◆ To be done: Using the listing beneath this task, count the lines with the word "Джанбасбаева" and write only the result.

(Extracted records)
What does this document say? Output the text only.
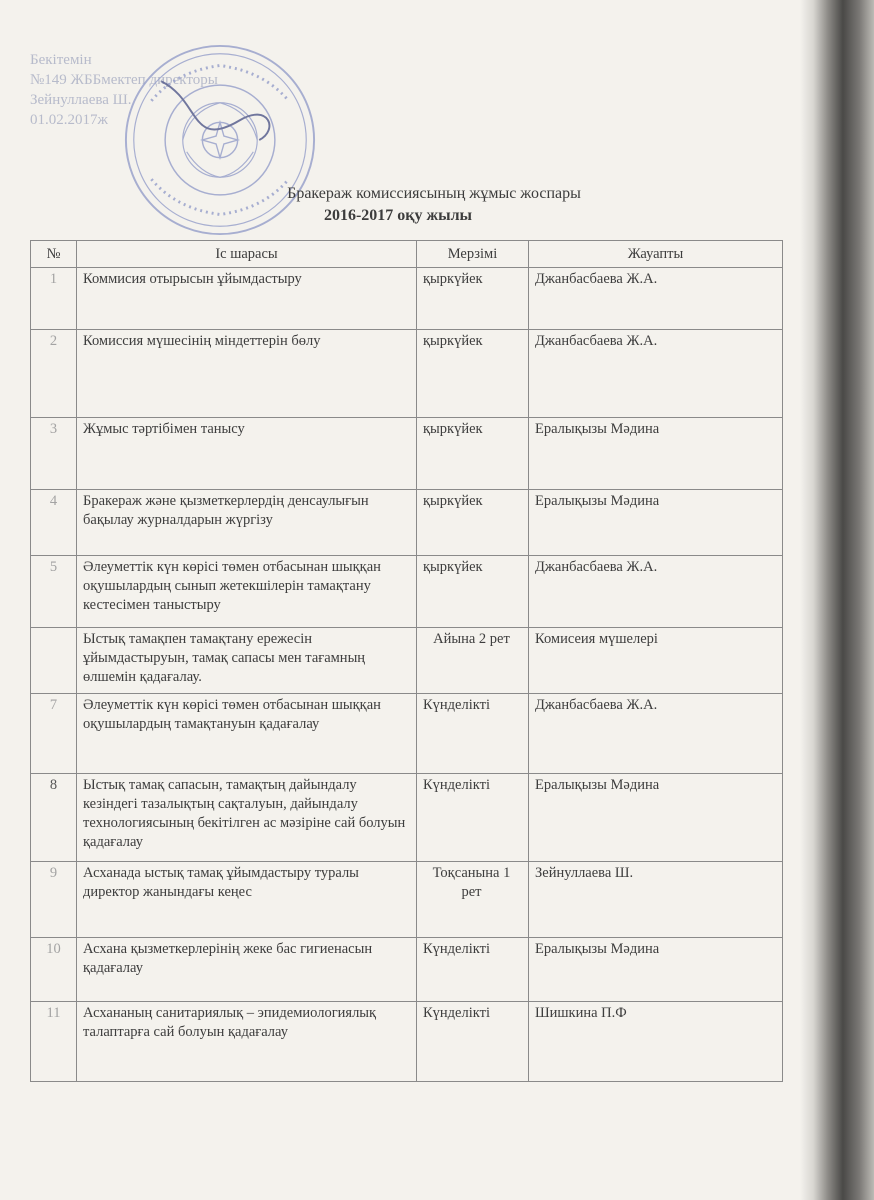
Бекітемін
№149 ЖББмектеп директоры
Зейнуллаева Ш.
01.02.2017ж
Бракераж комиссиясының жұмыс жоспары
2016-2017 оқу жылы
№	Іс шарасы	Мерзімі	Жауапты
1	Коммисия отырысын ұйымдастыру	қыркүйек	Джанбасбаева Ж.А.
2	Комиссия мүшесінің міндеттерін бөлу	қыркүйек	Джанбасбаева Ж.А.
3	Жұмыс тәртібімен танысу	қыркүйек	Ералықызы Мәдина
4	Бракераж және қызметкерлердің денсаулығын бақылау журналдарын жүргізу	қыркүйек	Ералықызы Мәдина
5	Әлеуметтік күн көрісі төмен отбасынан шыққан оқушылардың сынып жетекшілерін тамақтану кестесімен таныстыру	қыркүйек	Джанбасбаева Ж.А.
	Ыстық тамақпен тамақтану ережесін ұйымдастыруын, тамақ сапасы мен тағамның өлшемін қадағалау.	Айына 2 рет	Комисеия мүшелері
7	Әлеуметтік күн көрісі төмен отбасынан шыққан оқушылардың тамақтануын қадағалау	Күнделікті	Джанбасбаева Ж.А.
8	Ыстық тамақ сапасын, тамақтың дайындалу кезіндегі тазалықтың сақталуын, дайындалу технологиясының бекітілген ас мәзіріне сай болуын қадағалау	Күнделікті	Ералықызы Мәдина
9	Асханада ыстық тамақ ұйымдастыру туралы директор жанындағы кеңес	Тоқсанына 1 рет	Зейнуллаева Ш.
10	Асхана қызметкерлерінің жеке бас гигиенасын қадағалау	Күнделікті	Ералықызы Мәдина
11	Асхананың санитариялық – эпидемиологиялық талаптарға сай болуын қадағалау	Күнделікті	Шишкина П.Ф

◆ Answer: 4